• Entries supplied:
·····
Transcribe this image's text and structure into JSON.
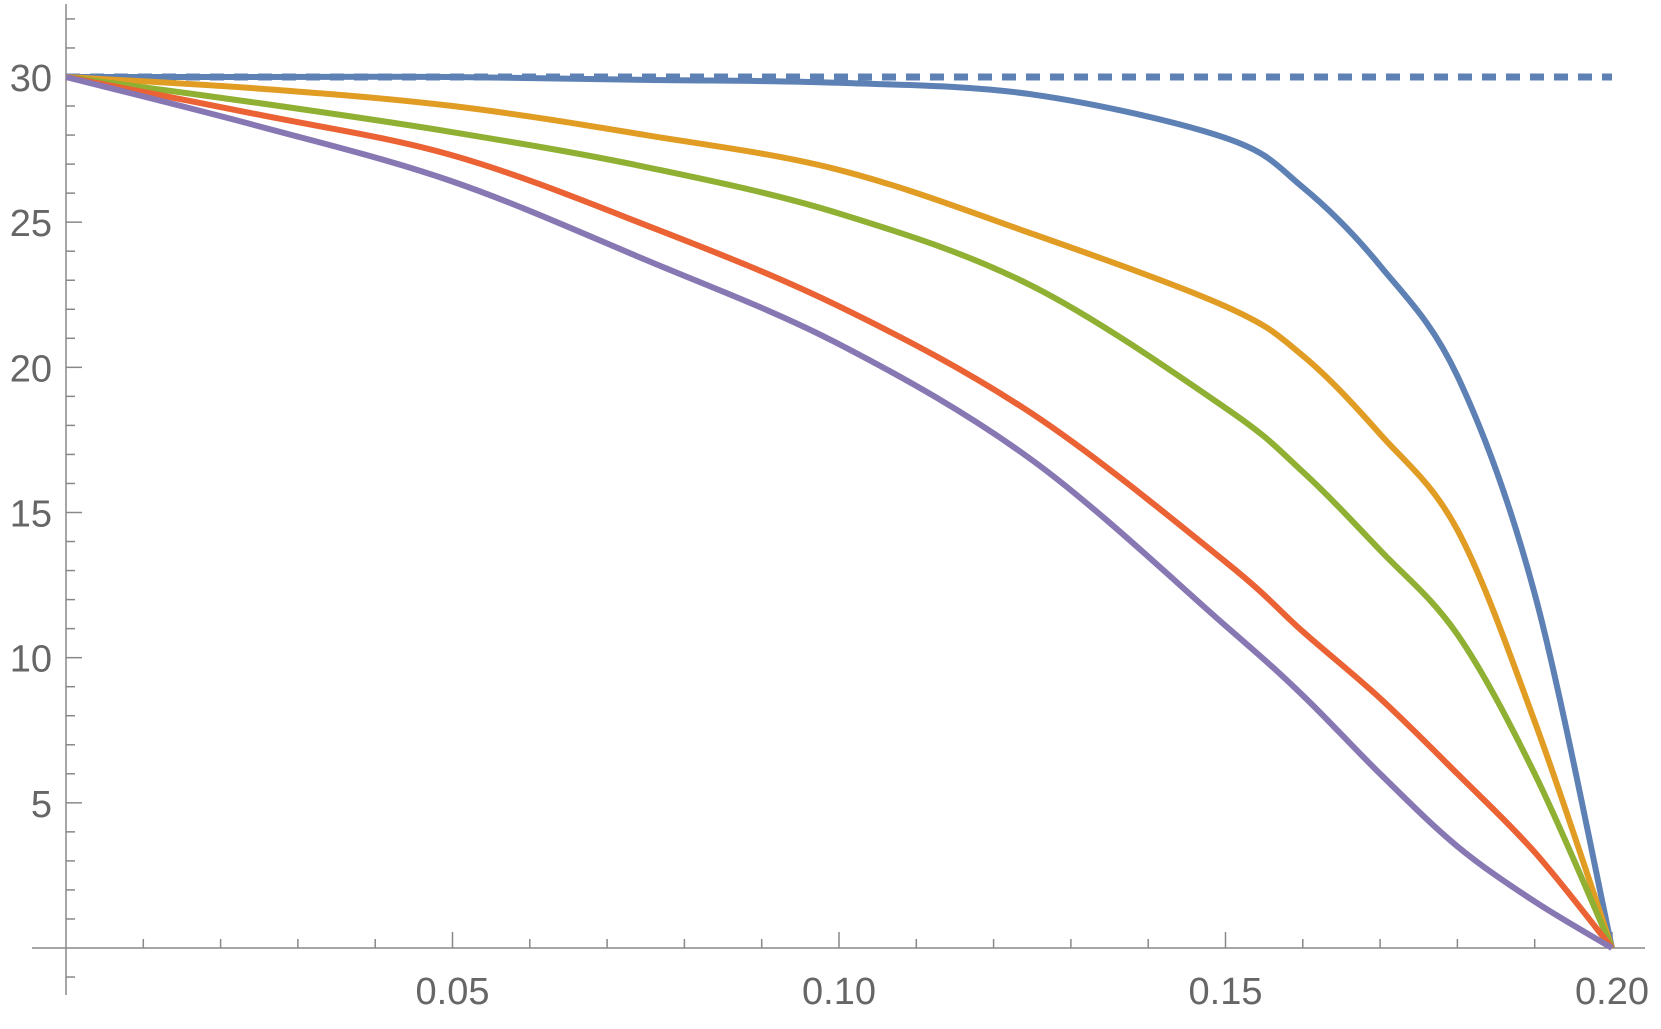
{
  "chart_data": {
    "type": "line",
    "title": "",
    "xlabel": "",
    "ylabel": "",
    "xlim": [
      0,
      0.205
    ],
    "ylim": [
      0,
      32
    ],
    "grid": false,
    "x_ticks": [
      "0.05",
      "0.10",
      "0.15",
      "0.20"
    ],
    "x_tick_values": [
      0.05,
      0.1,
      0.15,
      0.2
    ],
    "y_ticks": [
      "5",
      "10",
      "15",
      "20",
      "25",
      "30"
    ],
    "y_tick_values": [
      5,
      10,
      15,
      20,
      25,
      30
    ],
    "x": [
      0,
      0.025,
      0.05,
      0.075,
      0.1,
      0.125,
      0.15,
      0.16,
      0.17,
      0.18,
      0.19,
      0.2
    ],
    "series": [
      {
        "color": "#5E81B5",
        "values": [
          30,
          30,
          30,
          29.9,
          29.8,
          29.4,
          27.9,
          26.2,
          23.5,
          19.7,
          12.2,
          0
        ]
      },
      {
        "color": "#E19C24",
        "values": [
          30,
          29.6,
          29.0,
          28.0,
          26.8,
          24.6,
          22.1,
          20.4,
          17.7,
          14.4,
          7.8,
          0
        ]
      },
      {
        "color": "#8FB032",
        "values": [
          30,
          29.1,
          28.1,
          26.9,
          25.3,
          22.8,
          18.6,
          16.4,
          13.7,
          10.8,
          6.0,
          0
        ]
      },
      {
        "color": "#EB6235",
        "values": [
          30,
          28.7,
          27.3,
          24.9,
          22.1,
          18.4,
          13.3,
          10.9,
          8.6,
          6.0,
          3.3,
          0
        ]
      },
      {
        "color": "#8778B3",
        "values": [
          30,
          28.3,
          26.4,
          23.7,
          20.8,
          16.8,
          11.1,
          8.7,
          6.0,
          3.5,
          1.6,
          0
        ]
      }
    ],
    "reference_line": {
      "y": 30,
      "style": "dashed",
      "color": "#5E81B5"
    }
  }
}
·····
• Written request: Write out all the entries exactly, except for the pictures.

• Answer in full:
Transcribe this image's text and structure into JSON.
{
  "chart_data": {
    "type": "line",
    "title": "",
    "xlabel": "",
    "ylabel": "",
    "xlim": [
      0,
      0.205
    ],
    "ylim": [
      0,
      32
    ],
    "grid": false,
    "x_ticks": [
      "0.05",
      "0.10",
      "0.15",
      "0.20"
    ],
    "x_tick_values": [
      0.05,
      0.1,
      0.15,
      0.2
    ],
    "y_ticks": [
      "5",
      "10",
      "15",
      "20",
      "25",
      "30"
    ],
    "y_tick_values": [
      5,
      10,
      15,
      20,
      25,
      30
    ],
    "x": [
      0,
      0.025,
      0.05,
      0.075,
      0.1,
      0.125,
      0.15,
      0.16,
      0.17,
      0.18,
      0.19,
      0.2
    ],
    "series": [
      {
        "color": "#5E81B5",
        "values": [
          30,
          30,
          30,
          29.9,
          29.8,
          29.4,
          27.9,
          26.2,
          23.5,
          19.7,
          12.2,
          0
        ]
      },
      {
        "color": "#E19C24",
        "values": [
          30,
          29.6,
          29.0,
          28.0,
          26.8,
          24.6,
          22.1,
          20.4,
          17.7,
          14.4,
          7.8,
          0
        ]
      },
      {
        "color": "#8FB032",
        "values": [
          30,
          29.1,
          28.1,
          26.9,
          25.3,
          22.8,
          18.6,
          16.4,
          13.7,
          10.8,
          6.0,
          0
        ]
      },
      {
        "color": "#EB6235",
        "values": [
          30,
          28.7,
          27.3,
          24.9,
          22.1,
          18.4,
          13.3,
          10.9,
          8.6,
          6.0,
          3.3,
          0
        ]
      },
      {
        "color": "#8778B3",
        "values": [
          30,
          28.3,
          26.4,
          23.7,
          20.8,
          16.8,
          11.1,
          8.7,
          6.0,
          3.5,
          1.6,
          0
        ]
      }
    ],
    "reference_line": {
      "y": 30,
      "style": "dashed",
      "color": "#5E81B5"
    }
  }
}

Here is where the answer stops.